### INSTRUÇÕES DO EXERCÍCIO
1. As afirmações abaixo estão de acordo com o texto sobre o diretor Cláudio Torres? Responda sim ou não a cada uma e cite entre aspas as palavras do texto que decidem a resposta. (a) Cláudio Torres trabalha por trás das câmeras, como diretor. (b) Foi com «A Mulher Invisível» que Cláudio Torres chegou ao Festival de Berlim. (c) No filme «O Homem do Futuro», o cientista viaja no tempo para resolver um erro cometido 30 anos antes.
2. Continue o texto sobre o filme «O Homem do Futuro», de Cláudio Torres, a partir da última frase apresentada.

### TEXTO DE ORIGEM
________________________________________
Filho de dois ícones da arte da representação no País – Fernanda Montenegro e Fernando Torres -, irmão de Fernanda Torres, Cláudio Torres seguiu a tradição familiar no show biz, mas preferiu instalar-se por trás das câmera, como diretor. Depois de “Redentor”, que o levou ao Festival de Berlim, e de “A Mulher Invisível”, seu maior sucesso de público – “o único”, ele corrige -, Cláudio tenta agora emplacar outra comédia no gosto popular.

Estreia hoje “O Homem do Futuro”, com Wagner Moura como cientista maluco – “um Professor Pardal brasileiro”, segundo o ator – que viaja no tempo para tentar resolver um erro que cometeu 20 anos antes. Não exatamente na contramão de “Cilada.com”, de José Alvarenga Jr., o fenômeno brasileiro de bilheteria do ano, “O Homem do Futuro” é mais uma comédia a disputar o público com os blockbusters estrangeiros.
________________________________________
### LISTAGEM APRESENTADA
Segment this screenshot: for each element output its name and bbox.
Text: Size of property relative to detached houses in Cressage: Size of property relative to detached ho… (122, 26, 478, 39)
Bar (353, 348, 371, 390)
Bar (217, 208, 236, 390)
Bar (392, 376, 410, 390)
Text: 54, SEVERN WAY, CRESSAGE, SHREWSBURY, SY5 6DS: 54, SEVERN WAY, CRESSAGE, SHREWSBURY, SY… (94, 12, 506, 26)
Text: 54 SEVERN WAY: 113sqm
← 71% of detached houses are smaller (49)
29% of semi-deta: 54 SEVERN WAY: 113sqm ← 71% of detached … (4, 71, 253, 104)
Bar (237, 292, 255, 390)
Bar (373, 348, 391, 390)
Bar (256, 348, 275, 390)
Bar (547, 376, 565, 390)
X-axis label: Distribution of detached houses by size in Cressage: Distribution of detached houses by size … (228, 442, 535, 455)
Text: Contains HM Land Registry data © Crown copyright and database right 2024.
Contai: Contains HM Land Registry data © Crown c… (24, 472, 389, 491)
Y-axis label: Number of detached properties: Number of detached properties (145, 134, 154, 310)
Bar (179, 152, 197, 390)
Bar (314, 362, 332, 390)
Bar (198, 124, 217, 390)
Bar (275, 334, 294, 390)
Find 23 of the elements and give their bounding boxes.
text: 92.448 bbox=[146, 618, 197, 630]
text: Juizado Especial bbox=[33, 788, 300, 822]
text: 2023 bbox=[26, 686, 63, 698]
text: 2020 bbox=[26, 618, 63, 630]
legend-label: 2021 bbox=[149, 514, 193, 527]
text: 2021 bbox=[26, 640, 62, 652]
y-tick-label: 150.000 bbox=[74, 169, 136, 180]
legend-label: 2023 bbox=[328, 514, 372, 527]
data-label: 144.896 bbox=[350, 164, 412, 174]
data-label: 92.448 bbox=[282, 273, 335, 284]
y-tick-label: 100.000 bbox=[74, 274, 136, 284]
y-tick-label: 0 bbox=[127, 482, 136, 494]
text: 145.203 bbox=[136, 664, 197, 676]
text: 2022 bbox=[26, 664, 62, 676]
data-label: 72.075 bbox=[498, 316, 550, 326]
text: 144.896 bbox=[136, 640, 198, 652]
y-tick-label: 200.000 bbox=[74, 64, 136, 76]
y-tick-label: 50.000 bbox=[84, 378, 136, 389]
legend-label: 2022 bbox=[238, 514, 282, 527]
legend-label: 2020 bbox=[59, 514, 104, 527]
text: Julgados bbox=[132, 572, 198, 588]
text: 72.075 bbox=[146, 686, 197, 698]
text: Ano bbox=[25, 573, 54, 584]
________________________________________
### RESPOSTAS FORNECIDAS
1.
(a) Sim: «preferiu instalar-se por trás das câmera, como diretor».
(b) Não: «Depois de “Redentor”, que o levou ao Festival de Berlim».
(c) Não: «para tentar resolver um erro que cometeu 20 anos antes».

2.
Brasileiro ama comédia – desde os bons velhos tempos da Atlântida. “O Homem do Futuro” segue a vertente romântica, mais do que safada, de “A Mulher Invisível”. O diretor conta que seu novo filme nasceu de uma cena do anterior, em que o Selton Mello fala com ele mesmo. Torres escreveu e dirigiu a cena, mas foi somente depois, na tela, que teve o estalo. “Me veio a pergunta – o que eu diria para mim mesmo, 20 anos atrás?”

Wagner Moura aposenta o Capitão Nascimento – ele está filmando em Hollywood com Neil Blomkamp, diretor de “Distrito 9” – e faz cientista atrapalhado que ganhou o apelido de ‘Zero’ por um incidente ocorrido 20 anos atrás. Apaixonado por Alinne Moraes, o herói foi publicamente humilhado por ela e pelo namorado Gabriel Braga Nunes, que vem de outro vilão, na novela “Insensato Coração”. Zero, ou Wagner, tem agora a chance de viajar no tempo, voltar àquele fatídico dia e mudar tudo. Quando muda, e desenha para si um outro futuro, ele descobre que não era isso, exatamente, o que queria. E viaja de novo, para tentar passar um recado ao jovem apaixonado que foi. As informações são do jornal O Estado de S. Paulo.

O Homem do Futuro – Direção: Cláudio Torres. Gênero: Comédia (Brasil/ 2011, 106 minutos). Censura: 10 anos.